Jobs:
(1) Summarize the passage on evaluation functions in two sentences.
(2) Retype the passage on evaluation functions word for word, from "So you weigh" up to and including "by machine intelligence.".

Now let me come at this from a slightly different angle. In chess, the way you would ideally play is you would start by thinking the possible moves that you could make, then the possible responses that your component could make, and your responses to those responses. Ideally, you would think that through all the way to the end state, and then just try to select a first move that would be best from the point of view of winning when you could calculate through the entire game tree. But that’s computational infeasible because the tree branch is too much: you have an exponential number of moves to consider.
So what you instead have to do is to calculate explicitly some number of plies ahead. Maybe a dozen plies ahead or something like that. At that point, your analysis has to stop, and what you do is to have some evaluation function which is relatively simple to compute, which tries to look at the board state that could result from this sequence of six moves and countermoves, and in some rough and ready way try to estimate how good that state is. A typical chess evaluation function might look something like this.
You have some term that evaluates how much material we have, like having your queen and a lot of pieces is beneficial. The opponent having few of those is also beneficial. We have some metric like a pawn is worth one and queen is worth, I don’t know, 11 or something like that.
So you weigh that up—that’s one component in the evaluation function. Then maybe consider how mobile your pieces are. If they’re all crammed in the corner, that’s usually an unpromising situation, so you have some term for that. King safety… Center control adds a bit of value: if you control the middle of the board, we know from experience that tends to a good position.
So what you do is calculate explicitly some number of steps ahead and then you have this relatively unchanging evaluation function that is used to figure out which of these initial games that you could play would be resulting in the most beneficial situation for you. These evaluation functions are mainly derived from some human chess masters who have a lot of experience playing with the game. The parameters, like the weight you assign to these different features, might also be learned by machine intelligence.
We do something analogous to that in other domains. Like a typical traditional public policy, social welfare economists might think that you need to maximize some social welfare function which might takes a form like this.
GDP? Yes, we want more GDP, but we also have to take into account the amount of unemployment, maybe the amount of equality or inequality, some factor for the health of the environment. It might not be that whatever we write there s exactly the thing that is equivalent to moral goodness fundamentally considered. But we know that these things tend to be good, or we think so.
This is a useful approximation of true value that might be more tractable in a practical decision-making context. One thing I can ask, then, is if there is something similar to that for moral goodness. You want to do the morally best thing you can do, but to calculate all of these out from scratch just looks difficult or impossible to do in any one situation. You need more stable principles that you can use to evaluate different things you could do. Here we might look at the more restricted version of utilitarianism. We can wonder what we might put in there.
Here we can hark back to some of the things Beckstead talked about. If we plot capacity, which could be level of economic development and technological sophistication, stuff like that, on one axis and time on the other, my view is that the human condition is a kind of metastable region on this capability axis.

Entries provided:
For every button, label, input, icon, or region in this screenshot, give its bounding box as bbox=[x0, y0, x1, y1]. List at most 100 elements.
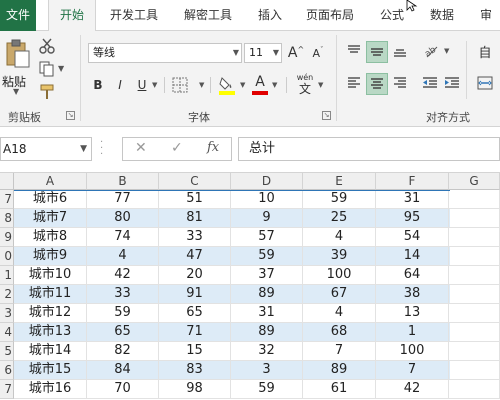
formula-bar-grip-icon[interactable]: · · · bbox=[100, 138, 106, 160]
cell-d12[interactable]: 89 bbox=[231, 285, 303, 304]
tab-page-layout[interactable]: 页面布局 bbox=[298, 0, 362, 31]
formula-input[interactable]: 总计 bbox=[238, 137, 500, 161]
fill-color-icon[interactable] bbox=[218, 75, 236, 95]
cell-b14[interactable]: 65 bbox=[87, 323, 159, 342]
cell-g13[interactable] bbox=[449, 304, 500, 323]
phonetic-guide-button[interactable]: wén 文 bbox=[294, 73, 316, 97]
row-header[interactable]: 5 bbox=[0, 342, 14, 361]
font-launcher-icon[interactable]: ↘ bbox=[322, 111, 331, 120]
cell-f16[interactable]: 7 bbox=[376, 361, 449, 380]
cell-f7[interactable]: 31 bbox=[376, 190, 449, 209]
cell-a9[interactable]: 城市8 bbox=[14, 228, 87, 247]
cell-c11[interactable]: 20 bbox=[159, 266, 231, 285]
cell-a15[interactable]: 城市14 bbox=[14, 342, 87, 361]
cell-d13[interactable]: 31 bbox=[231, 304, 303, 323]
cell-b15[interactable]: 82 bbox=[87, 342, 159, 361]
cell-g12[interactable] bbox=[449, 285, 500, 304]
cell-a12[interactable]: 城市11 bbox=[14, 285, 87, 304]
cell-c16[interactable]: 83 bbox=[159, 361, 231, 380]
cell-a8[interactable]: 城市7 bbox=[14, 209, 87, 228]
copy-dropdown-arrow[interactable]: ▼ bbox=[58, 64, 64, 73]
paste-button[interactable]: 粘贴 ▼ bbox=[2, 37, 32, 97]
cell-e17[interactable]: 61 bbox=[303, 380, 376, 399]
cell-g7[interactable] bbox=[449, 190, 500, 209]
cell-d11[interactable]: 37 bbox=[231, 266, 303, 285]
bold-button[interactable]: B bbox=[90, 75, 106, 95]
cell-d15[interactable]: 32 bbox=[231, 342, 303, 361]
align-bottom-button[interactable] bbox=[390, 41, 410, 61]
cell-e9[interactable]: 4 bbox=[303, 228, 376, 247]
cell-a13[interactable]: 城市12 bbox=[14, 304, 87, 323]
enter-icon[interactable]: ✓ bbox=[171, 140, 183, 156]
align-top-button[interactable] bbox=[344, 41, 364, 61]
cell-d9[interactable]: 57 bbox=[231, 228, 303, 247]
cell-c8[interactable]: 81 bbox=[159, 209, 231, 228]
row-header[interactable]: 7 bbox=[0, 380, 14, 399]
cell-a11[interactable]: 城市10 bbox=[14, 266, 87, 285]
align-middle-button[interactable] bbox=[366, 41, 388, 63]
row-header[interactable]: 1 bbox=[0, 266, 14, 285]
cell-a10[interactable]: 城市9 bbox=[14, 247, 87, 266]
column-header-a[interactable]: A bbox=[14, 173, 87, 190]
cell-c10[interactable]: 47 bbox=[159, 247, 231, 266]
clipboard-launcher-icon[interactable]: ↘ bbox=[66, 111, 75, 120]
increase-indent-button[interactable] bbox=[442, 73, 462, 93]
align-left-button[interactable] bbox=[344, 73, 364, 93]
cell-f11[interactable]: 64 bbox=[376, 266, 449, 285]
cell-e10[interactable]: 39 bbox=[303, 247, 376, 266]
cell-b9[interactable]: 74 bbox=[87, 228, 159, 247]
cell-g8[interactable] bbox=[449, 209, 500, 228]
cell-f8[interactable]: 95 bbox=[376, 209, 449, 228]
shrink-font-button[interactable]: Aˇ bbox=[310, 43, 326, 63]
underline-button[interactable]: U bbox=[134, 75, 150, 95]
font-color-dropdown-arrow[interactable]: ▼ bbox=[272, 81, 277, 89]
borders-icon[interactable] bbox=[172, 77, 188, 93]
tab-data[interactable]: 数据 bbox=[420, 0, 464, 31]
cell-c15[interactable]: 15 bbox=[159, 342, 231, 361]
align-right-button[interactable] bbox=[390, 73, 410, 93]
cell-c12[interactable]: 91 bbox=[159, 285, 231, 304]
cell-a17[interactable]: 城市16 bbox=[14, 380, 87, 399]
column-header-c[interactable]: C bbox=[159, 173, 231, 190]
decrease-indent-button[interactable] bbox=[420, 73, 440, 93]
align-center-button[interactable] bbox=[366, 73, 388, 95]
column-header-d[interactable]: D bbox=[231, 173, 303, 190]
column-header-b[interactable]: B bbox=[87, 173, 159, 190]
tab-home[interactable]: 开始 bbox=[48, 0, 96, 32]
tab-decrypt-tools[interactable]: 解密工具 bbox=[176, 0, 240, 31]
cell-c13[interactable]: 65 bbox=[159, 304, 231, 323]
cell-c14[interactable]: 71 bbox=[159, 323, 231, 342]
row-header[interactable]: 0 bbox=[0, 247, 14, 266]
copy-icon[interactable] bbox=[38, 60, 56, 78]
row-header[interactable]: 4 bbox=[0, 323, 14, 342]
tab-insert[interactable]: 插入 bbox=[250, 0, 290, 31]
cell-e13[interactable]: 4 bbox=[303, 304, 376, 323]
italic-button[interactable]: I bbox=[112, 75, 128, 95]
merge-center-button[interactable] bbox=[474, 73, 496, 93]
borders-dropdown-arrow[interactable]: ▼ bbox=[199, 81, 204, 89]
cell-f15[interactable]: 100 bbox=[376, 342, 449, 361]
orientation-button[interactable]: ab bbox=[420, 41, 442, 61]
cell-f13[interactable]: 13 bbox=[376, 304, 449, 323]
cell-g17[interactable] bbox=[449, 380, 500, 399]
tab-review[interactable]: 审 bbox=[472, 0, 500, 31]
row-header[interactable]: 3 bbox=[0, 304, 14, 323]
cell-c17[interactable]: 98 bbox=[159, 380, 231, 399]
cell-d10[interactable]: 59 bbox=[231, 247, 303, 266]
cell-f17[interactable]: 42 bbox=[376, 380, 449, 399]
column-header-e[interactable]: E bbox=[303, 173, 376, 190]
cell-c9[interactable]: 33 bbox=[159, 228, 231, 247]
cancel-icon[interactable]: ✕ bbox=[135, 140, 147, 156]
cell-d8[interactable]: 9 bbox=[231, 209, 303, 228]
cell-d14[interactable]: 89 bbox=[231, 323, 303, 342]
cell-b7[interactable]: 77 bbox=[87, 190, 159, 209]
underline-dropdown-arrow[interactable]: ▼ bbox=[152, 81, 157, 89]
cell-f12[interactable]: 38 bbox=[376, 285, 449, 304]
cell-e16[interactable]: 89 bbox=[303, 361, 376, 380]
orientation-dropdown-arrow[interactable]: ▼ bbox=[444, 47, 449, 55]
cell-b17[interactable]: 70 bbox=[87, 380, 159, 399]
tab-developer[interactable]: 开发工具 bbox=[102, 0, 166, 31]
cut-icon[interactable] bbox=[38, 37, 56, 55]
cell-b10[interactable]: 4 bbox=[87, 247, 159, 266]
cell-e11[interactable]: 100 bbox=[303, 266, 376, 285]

Answers to each task:
(1) Calculating an entire chess game tree is computationally infeasible, so a player calculates a limited number of plies ahead and then applies a relatively simple evaluation function to estimate how good the resulting board state is, weighing factors such as material, mobility, king safety and center control. Social welfare economists similarly maximize a social welfare function as a tractable approximation of true value, and the passage asks whether something similar exists for moral goodness.

(2)
So you weigh that up—that’s one component in the evaluation function. Then maybe consider how mobile your pieces are. If they’re all crammed in the corner, that’s usually an unpromising situation, so you have some term for that. King safety… Center control adds a bit of value: if you control the middle of the board, we know from experience that tends to a good position.
So what you do is calculate explicitly some number of steps ahead and then you have this relatively unchanging evaluation function that is used to figure out which of these initial games that you could play would be resulting in the most beneficial situation for you. These evaluation functions are mainly derived from some human chess masters who have a lot of experience playing with the game. The parameters, like the weight you assign to these different features, might also be learned by machine intelligence.